▶ **WHAT YOU SHOULD DO**
Copy out every record below, word for word.

▶ **EXTRACTED INFORMATION**
(begin)

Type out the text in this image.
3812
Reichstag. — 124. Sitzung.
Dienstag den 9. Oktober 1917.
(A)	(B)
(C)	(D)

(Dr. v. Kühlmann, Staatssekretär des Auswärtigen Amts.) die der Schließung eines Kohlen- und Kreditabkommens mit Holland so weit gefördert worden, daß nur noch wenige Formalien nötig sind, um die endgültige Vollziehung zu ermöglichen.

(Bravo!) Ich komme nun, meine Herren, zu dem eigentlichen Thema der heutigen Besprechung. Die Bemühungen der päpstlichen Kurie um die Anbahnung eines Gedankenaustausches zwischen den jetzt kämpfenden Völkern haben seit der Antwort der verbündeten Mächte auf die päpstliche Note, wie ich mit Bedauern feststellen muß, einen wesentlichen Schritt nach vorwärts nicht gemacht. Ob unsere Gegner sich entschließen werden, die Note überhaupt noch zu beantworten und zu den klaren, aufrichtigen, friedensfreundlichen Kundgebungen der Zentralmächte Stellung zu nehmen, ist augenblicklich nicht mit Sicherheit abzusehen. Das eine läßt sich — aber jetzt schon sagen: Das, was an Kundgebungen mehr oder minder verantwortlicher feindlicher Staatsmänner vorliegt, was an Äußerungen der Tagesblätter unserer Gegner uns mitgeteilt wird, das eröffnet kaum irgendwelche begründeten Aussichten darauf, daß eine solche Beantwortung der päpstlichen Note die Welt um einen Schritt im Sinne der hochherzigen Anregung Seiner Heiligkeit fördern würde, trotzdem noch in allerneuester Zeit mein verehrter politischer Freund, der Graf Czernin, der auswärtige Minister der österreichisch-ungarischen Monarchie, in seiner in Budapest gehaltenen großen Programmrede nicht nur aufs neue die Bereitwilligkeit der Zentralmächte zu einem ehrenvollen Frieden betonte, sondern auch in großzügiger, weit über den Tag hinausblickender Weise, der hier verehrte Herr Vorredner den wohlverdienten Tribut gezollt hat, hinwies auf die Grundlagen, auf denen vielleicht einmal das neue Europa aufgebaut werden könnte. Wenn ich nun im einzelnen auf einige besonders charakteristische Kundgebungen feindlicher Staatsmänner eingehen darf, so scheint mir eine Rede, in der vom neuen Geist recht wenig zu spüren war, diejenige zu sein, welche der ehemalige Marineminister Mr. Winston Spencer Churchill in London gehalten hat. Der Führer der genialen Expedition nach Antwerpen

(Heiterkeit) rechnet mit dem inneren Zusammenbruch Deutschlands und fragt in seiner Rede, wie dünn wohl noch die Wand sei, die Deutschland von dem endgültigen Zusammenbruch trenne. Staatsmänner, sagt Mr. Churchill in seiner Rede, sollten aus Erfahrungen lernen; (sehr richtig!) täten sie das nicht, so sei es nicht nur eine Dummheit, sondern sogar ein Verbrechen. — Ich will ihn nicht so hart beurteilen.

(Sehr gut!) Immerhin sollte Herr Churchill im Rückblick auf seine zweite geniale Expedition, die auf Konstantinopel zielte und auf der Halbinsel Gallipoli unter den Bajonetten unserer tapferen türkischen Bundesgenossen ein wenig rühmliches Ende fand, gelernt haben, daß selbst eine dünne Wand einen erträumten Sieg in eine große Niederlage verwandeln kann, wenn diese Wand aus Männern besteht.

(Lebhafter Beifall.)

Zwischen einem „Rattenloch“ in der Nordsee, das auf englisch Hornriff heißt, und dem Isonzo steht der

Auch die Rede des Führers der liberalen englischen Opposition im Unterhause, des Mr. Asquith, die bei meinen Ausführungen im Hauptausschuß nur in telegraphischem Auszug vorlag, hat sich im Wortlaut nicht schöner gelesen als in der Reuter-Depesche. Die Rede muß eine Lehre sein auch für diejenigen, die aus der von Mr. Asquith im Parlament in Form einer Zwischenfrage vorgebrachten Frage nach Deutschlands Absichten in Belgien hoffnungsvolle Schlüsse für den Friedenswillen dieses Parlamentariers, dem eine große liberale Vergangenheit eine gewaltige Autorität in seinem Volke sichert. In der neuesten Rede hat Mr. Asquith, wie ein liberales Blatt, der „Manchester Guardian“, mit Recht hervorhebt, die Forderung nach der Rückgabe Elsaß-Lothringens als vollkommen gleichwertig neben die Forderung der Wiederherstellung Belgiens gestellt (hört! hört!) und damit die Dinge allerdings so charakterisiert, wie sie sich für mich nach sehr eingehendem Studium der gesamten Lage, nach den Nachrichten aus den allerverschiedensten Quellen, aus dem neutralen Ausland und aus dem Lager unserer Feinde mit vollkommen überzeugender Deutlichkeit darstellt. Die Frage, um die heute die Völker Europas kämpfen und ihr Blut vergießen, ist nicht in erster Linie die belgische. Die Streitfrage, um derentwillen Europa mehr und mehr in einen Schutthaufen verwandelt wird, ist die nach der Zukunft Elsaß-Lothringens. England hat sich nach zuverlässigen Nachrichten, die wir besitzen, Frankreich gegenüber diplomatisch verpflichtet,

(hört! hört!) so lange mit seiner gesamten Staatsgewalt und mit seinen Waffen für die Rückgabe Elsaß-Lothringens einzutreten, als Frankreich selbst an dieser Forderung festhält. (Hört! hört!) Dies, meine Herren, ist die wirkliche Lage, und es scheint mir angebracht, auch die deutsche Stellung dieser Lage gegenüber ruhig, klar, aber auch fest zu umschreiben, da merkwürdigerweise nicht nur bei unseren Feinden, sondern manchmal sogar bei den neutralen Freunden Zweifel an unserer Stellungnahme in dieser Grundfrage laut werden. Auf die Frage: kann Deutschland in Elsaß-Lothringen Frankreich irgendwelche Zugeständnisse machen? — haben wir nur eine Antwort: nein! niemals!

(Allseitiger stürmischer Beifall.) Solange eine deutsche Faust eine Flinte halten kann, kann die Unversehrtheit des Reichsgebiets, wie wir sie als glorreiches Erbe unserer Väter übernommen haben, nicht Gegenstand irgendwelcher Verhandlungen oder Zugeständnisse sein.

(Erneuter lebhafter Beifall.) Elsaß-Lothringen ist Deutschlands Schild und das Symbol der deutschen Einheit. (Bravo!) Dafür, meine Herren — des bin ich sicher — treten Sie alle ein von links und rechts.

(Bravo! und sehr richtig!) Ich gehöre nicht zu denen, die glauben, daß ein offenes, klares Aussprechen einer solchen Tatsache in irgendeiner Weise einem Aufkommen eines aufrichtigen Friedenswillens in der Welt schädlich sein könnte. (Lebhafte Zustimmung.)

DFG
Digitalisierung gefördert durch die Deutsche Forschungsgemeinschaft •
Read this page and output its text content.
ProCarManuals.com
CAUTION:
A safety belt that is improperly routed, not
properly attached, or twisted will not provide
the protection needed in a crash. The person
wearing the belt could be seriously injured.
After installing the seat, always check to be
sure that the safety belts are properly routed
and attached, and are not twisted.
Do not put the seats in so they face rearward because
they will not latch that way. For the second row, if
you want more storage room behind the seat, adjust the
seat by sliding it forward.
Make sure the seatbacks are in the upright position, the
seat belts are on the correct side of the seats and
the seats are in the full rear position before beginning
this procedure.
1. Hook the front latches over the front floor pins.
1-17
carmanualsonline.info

(end)

▶ **THE ANSWER**
Type out the text in this image.
3812
Reichstag. — 124. Sitzung.
Dienstag den 9. Oktober 1917.
(A)	(B)
(C)	(D)

(Dr. v. Kühlmann, Staatssekretär des Auswärtigen Amts.) die der Schließung eines Kohlen- und Kreditabkommens mit Holland so weit gefördert worden, daß nur noch wenige Formalien nötig sind, um die endgültige Vollziehung zu ermöglichen.

(Bravo!) Ich komme nun, meine Herren, zu dem eigentlichen Thema der heutigen Besprechung. Die Bemühungen der päpstlichen Kurie um die Anbahnung eines Gedankenaustausches zwischen den jetzt kämpfenden Völkern haben seit der Antwort der verbündeten Mächte auf die päpstliche Note, wie ich mit Bedauern feststellen muß, einen wesentlichen Schritt nach vorwärts nicht gemacht. Ob unsere Gegner sich entschließen werden, die Note überhaupt noch zu beantworten und zu den klaren, aufrichtigen, friedensfreundlichen Kundgebungen der Zentralmächte Stellung zu nehmen, ist augenblicklich nicht mit Sicherheit abzusehen. Das eine läßt sich — aber jetzt schon sagen: Das, was an Kundgebungen mehr oder minder verantwortlicher feindlicher Staatsmänner vorliegt, was an Äußerungen der Tagesblätter unserer Gegner uns mitgeteilt wird, das eröffnet kaum irgendwelche begründeten Aussichten darauf, daß eine solche Beantwortung der päpstlichen Note die Welt um einen Schritt im Sinne der hochherzigen Anregung Seiner Heiligkeit fördern würde, trotzdem noch in allerneuester Zeit mein verehrter politischer Freund, der Graf Czernin, der auswärtige Minister der österreichisch-ungarischen Monarchie, in seiner in Budapest gehaltenen großen Programmrede nicht nur aufs neue die Bereitwilligkeit der Zentralmächte zu einem ehrenvollen Frieden betonte, sondern auch in großzügiger, weit über den Tag hinausblickender Weise, der hier verehrte Herr Vorredner den wohlverdienten Tribut gezollt hat, hinwies auf die Grundlagen, auf denen vielleicht einmal das neue Europa aufgebaut werden könnte. Wenn ich nun im einzelnen auf einige besonders charakteristische Kundgebungen feindlicher Staatsmänner eingehen darf, so scheint mir eine Rede, in der vom neuen Geist recht wenig zu spüren war, diejenige zu sein, welche der ehemalige Marineminister Mr. Winston Spencer Churchill in London gehalten hat. Der Führer der genialen Expedition nach Antwerpen

(Heiterkeit) rechnet mit dem inneren Zusammenbruch Deutschlands und fragt in seiner Rede, wie dünn wohl noch die Wand sei, die Deutschland von dem endgültigen Zusammenbruch trenne. Staatsmänner, sagt Mr. Churchill in seiner Rede, sollten aus Erfahrungen lernen; (sehr richtig!) täten sie das nicht, so sei es nicht nur eine Dummheit, sondern sogar ein Verbrechen. — Ich will ihn nicht so hart beurteilen.

(Sehr gut!) Immerhin sollte Herr Churchill im Rückblick auf seine zweite geniale Expedition, die auf Konstantinopel zielte und auf der Halbinsel Gallipoli unter den Bajonetten unserer tapferen türkischen Bundesgenossen ein wenig rühmliches Ende fand, gelernt haben, daß selbst eine dünne Wand einen erträumten Sieg in eine große Niederlage verwandeln kann, wenn diese Wand aus Männern besteht.

(Lebhafter Beifall.)

Zwischen einem „Rattenloch“ in der Nordsee, das auf englisch Hornriff heißt, und dem Isonzo steht der

Auch die Rede des Führers der liberalen englischen Opposition im Unterhause, des Mr. Asquith, die bei meinen Ausführungen im Hauptausschuß nur in telegraphischem Auszug vorlag, hat sich im Wortlaut nicht schöner gelesen als in der Reuter-Depesche. Die Rede muß eine Lehre sein auch für diejenigen, die aus der von Mr. Asquith im Parlament in Form einer Zwischenfrage vorgebrachten Frage nach Deutschlands Absichten in Belgien hoffnungsvolle Schlüsse für den Friedenswillen dieses Parlamentariers, dem eine große liberale Vergangenheit eine gewaltige Autorität in seinem Volke sichert. In der neuesten Rede hat Mr. Asquith, wie ein liberales Blatt, der „Manchester Guardian“, mit Recht hervorhebt, die Forderung nach der Rückgabe Elsaß-Lothringens als vollkommen gleichwertig neben die Forderung der Wiederherstellung Belgiens gestellt (hört! hört!) und damit die Dinge allerdings so charakterisiert, wie sie sich für mich nach sehr eingehendem Studium der gesamten Lage, nach den Nachrichten aus den allerverschiedensten Quellen, aus dem neutralen Ausland und aus dem Lager unserer Feinde mit vollkommen überzeugender Deutlichkeit darstellt. Die Frage, um die heute die Völker Europas kämpfen und ihr Blut vergießen, ist nicht in erster Linie die belgische. Die Streitfrage, um derentwillen Europa mehr und mehr in einen Schutthaufen verwandelt wird, ist die nach der Zukunft Elsaß-Lothringens. England hat sich nach zuverlässigen Nachrichten, die wir besitzen, Frankreich gegenüber diplomatisch verpflichtet,

(hört! hört!) so lange mit seiner gesamten Staatsgewalt und mit seinen Waffen für die Rückgabe Elsaß-Lothringens einzutreten, als Frankreich selbst an dieser Forderung festhält. (Hört! hört!) Dies, meine Herren, ist die wirkliche Lage, und es scheint mir angebracht, auch die deutsche Stellung dieser Lage gegenüber ruhig, klar, aber auch fest zu umschreiben, da merkwürdigerweise nicht nur bei unseren Feinden, sondern manchmal sogar bei den neutralen Freunden Zweifel an unserer Stellungnahme in dieser Grundfrage laut werden. Auf die Frage: kann Deutschland in Elsaß-Lothringen Frankreich irgendwelche Zugeständnisse machen? — haben wir nur eine Antwort: nein! niemals!

(Allseitiger stürmischer Beifall.) Solange eine deutsche Faust eine Flinte halten kann, kann die Unversehrtheit des Reichsgebiets, wie wir sie als glorreiches Erbe unserer Väter übernommen haben, nicht Gegenstand irgendwelcher Verhandlungen oder Zugeständnisse sein.

(Erneuter lebhafter Beifall.) Elsaß-Lothringen ist Deutschlands Schild und das Symbol der deutschen Einheit. (Bravo!) Dafür, meine Herren — des bin ich sicher — treten Sie alle ein von links und rechts.

(Bravo! und sehr richtig!) Ich gehöre nicht zu denen, die glauben, daß ein offenes, klares Aussprechen einer solchen Tatsache in irgendeiner Weise einem Aufkommen eines aufrichtigen Friedenswillens in der Welt schädlich sein könnte. (Lebhafte Zustimmung.)

DFG
Digitalisierung gefördert durch die Deutsche Forschungsgemeinschaft •
Read this page and output its text content.
ProCarManuals.com
CAUTION:
A safety belt that is improperly routed, not
properly attached, or twisted will not provide
the protection needed in a crash. The person
wearing the belt could be seriously injured.
After installing the seat, always check to be
sure that the safety belts are properly routed
and attached, and are not twisted.
Do not put the seats in so they face rearward because
they will not latch that way. For the second row, if
you want more storage room behind the seat, adjust the
seat by sliding it forward.
Make sure the seatbacks are in the upright position, the
seat belts are on the correct side of the seats and
the seats are in the full rear position before beginning
this procedure.
1. Hook the front latches over the front floor pins.
1-17
carmanualsonline.info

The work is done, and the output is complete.